**Exercise description:**
Each entry must be reproduced precisely as it stands.

**Exercise data:**

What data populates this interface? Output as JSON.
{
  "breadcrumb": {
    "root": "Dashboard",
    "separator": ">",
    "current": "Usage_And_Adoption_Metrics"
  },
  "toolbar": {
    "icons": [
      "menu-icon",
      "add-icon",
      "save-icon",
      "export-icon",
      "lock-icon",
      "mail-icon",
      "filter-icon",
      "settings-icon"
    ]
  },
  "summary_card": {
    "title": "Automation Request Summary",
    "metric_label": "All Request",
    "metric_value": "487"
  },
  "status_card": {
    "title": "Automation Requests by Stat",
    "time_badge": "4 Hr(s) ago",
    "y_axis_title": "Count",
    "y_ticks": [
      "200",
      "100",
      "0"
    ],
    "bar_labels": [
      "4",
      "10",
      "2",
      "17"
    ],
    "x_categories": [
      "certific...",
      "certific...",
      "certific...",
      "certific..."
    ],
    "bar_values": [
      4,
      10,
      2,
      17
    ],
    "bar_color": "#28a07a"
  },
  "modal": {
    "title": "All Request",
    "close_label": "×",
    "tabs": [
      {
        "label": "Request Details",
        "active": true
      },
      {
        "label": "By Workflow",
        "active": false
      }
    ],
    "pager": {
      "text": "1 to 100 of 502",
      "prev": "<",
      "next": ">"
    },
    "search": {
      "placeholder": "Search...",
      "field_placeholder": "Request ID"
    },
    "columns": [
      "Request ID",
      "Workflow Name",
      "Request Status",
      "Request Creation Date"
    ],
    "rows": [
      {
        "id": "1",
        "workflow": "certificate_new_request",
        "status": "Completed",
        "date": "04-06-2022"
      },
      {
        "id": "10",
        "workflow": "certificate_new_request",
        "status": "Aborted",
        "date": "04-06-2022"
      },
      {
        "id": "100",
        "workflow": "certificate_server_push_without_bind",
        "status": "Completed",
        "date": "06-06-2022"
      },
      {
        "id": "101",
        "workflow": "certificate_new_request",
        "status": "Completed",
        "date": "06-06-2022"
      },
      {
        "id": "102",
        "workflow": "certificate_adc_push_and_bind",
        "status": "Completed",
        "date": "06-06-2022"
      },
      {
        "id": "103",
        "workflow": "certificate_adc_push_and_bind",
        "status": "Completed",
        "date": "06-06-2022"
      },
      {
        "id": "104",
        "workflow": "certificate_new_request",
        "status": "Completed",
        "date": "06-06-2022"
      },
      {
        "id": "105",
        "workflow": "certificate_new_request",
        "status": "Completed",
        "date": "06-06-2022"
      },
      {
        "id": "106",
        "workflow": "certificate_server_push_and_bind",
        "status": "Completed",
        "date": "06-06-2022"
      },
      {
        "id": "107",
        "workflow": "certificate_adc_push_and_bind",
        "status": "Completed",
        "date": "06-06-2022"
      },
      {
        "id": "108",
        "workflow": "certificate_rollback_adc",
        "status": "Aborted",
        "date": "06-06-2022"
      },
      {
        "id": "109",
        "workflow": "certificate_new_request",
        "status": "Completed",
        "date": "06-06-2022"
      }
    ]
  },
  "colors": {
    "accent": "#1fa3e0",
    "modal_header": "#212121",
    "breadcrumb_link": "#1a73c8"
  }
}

**Solution to this exercise:**
What data populates this interface? Output as JSON.
{
  "breadcrumb": {
    "root": "Dashboard",
    "separator": ">",
    "current": "Usage_And_Adoption_Metrics"
  },
  "toolbar": {
    "icons": [
      "menu-icon",
      "add-icon",
      "save-icon",
      "export-icon",
      "lock-icon",
      "mail-icon",
      "filter-icon",
      "settings-icon"
    ]
  },
  "summary_card": {
    "title": "Automation Request Summary",
    "metric_label": "All Request",
    "metric_value": "487"
  },
  "status_card": {
    "title": "Automation Requests by Stat",
    "time_badge": "4 Hr(s) ago",
    "y_axis_title": "Count",
    "y_ticks": [
      "200",
      "100",
      "0"
    ],
    "bar_labels": [
      "4",
      "10",
      "2",
      "17"
    ],
    "x_categories": [
      "certific...",
      "certific...",
      "certific...",
      "certific..."
    ],
    "bar_values": [
      4,
      10,
      2,
      17
    ],
    "bar_color": "#28a07a"
  },
  "modal": {
    "title": "All Request",
    "close_label": "×",
    "tabs": [
      {
        "label": "Request Details",
        "active": true
      },
      {
        "label": "By Workflow",
        "active": false
      }
    ],
    "pager": {
      "text": "1 to 100 of 502",
      "prev": "<",
      "next": ">"
    },
    "search": {
      "placeholder": "Search...",
      "field_placeholder": "Request ID"
    },
    "columns": [
      "Request ID",
      "Workflow Name",
      "Request Status",
      "Request Creation Date"
    ],
    "rows": [
      {
        "id": "1",
        "workflow": "certificate_new_request",
        "status": "Completed",
        "date": "04-06-2022"
      },
      {
        "id": "10",
        "workflow": "certificate_new_request",
        "status": "Aborted",
        "date": "04-06-2022"
      },
      {
        "id": "100",
        "workflow": "certificate_server_push_without_bind",
        "status": "Completed",
        "date": "06-06-2022"
      },
      {
        "id": "101",
        "workflow": "certificate_new_request",
        "status": "Completed",
        "date": "06-06-2022"
      },
      {
        "id": "102",
        "workflow": "certificate_adc_push_and_bind",
        "status": "Completed",
        "date": "06-06-2022"
      },
      {
        "id": "103",
        "workflow": "certificate_adc_push_and_bind",
        "status": "Completed",
        "date": "06-06-2022"
      },
      {
        "id": "104",
        "workflow": "certificate_new_request",
        "status": "Completed",
        "date": "06-06-2022"
      },
      {
        "id": "105",
        "workflow": "certificate_new_request",
        "status": "Completed",
        "date": "06-06-2022"
      },
      {
        "id": "106",
        "workflow": "certificate_server_push_and_bind",
        "status": "Completed",
        "date": "06-06-2022"
      },
      {
        "id": "107",
        "workflow": "certificate_adc_push_and_bind",
        "status": "Completed",
        "date": "06-06-2022"
      },
      {
        "id": "108",
        "workflow": "certificate_rollback_adc",
        "status": "Aborted",
        "date": "06-06-2022"
      },
      {
        "id": "109",
        "workflow": "certificate_new_request",
        "status": "Completed",
        "date": "06-06-2022"
      }
    ]
  },
  "colors": {
    "accent": "#1fa3e0",
    "modal_header": "#212121",
    "breadcrumb_link": "#1a73c8"
  }
}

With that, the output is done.